- REQUIRED TASK
Copy down every line of the records below without changing anything.

- DATA
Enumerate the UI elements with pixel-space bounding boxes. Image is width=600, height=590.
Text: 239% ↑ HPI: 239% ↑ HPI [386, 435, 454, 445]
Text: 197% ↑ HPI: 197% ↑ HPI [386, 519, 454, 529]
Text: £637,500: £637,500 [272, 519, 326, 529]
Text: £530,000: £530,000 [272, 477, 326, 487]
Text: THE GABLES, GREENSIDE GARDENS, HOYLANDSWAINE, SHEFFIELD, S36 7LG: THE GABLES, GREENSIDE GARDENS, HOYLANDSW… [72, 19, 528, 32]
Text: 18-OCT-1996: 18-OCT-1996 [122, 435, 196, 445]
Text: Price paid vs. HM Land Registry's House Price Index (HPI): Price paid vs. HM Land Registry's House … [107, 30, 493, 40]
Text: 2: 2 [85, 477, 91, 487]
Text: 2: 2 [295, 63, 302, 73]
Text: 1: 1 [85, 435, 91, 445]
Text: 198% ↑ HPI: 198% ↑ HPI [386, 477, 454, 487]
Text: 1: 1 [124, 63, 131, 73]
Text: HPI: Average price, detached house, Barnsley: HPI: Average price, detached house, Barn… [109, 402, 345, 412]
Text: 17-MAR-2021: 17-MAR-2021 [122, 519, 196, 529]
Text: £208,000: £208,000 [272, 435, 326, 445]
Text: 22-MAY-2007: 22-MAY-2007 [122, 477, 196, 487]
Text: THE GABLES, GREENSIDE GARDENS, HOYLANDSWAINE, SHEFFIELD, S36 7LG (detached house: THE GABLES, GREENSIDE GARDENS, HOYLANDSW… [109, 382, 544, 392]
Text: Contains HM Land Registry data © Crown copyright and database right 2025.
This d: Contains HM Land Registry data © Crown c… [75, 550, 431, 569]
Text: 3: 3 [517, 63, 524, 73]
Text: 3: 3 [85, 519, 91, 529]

- ANSWER TO THE TASK
Enumerate the UI elements with pixel-space bounding boxes. Image is width=600, height=590.
Text: 239% ↑ HPI: 239% ↑ HPI [386, 435, 454, 445]
Text: 197% ↑ HPI: 197% ↑ HPI [386, 519, 454, 529]
Text: £637,500: £637,500 [272, 519, 326, 529]
Text: £530,000: £530,000 [272, 477, 326, 487]
Text: THE GABLES, GREENSIDE GARDENS, HOYLANDSWAINE, SHEFFIELD, S36 7LG: THE GABLES, GREENSIDE GARDENS, HOYLANDSW… [72, 19, 528, 32]
Text: 18-OCT-1996: 18-OCT-1996 [122, 435, 196, 445]
Text: Price paid vs. HM Land Registry's House Price Index (HPI): Price paid vs. HM Land Registry's House … [107, 30, 493, 40]
Text: 2: 2 [85, 477, 91, 487]
Text: 2: 2 [295, 63, 302, 73]
Text: 1: 1 [85, 435, 91, 445]
Text: 198% ↑ HPI: 198% ↑ HPI [386, 477, 454, 487]
Text: 1: 1 [124, 63, 131, 73]
Text: HPI: Average price, detached house, Barnsley: HPI: Average price, detached house, Barn… [109, 402, 345, 412]
Text: 17-MAR-2021: 17-MAR-2021 [122, 519, 196, 529]
Text: £208,000: £208,000 [272, 435, 326, 445]
Text: 22-MAY-2007: 22-MAY-2007 [122, 477, 196, 487]
Text: THE GABLES, GREENSIDE GARDENS, HOYLANDSWAINE, SHEFFIELD, S36 7LG (detached house: THE GABLES, GREENSIDE GARDENS, HOYLANDSW… [109, 382, 544, 392]
Text: Contains HM Land Registry data © Crown copyright and database right 2025.
This d: Contains HM Land Registry data © Crown c… [75, 550, 431, 569]
Text: 3: 3 [517, 63, 524, 73]
Text: 3: 3 [85, 519, 91, 529]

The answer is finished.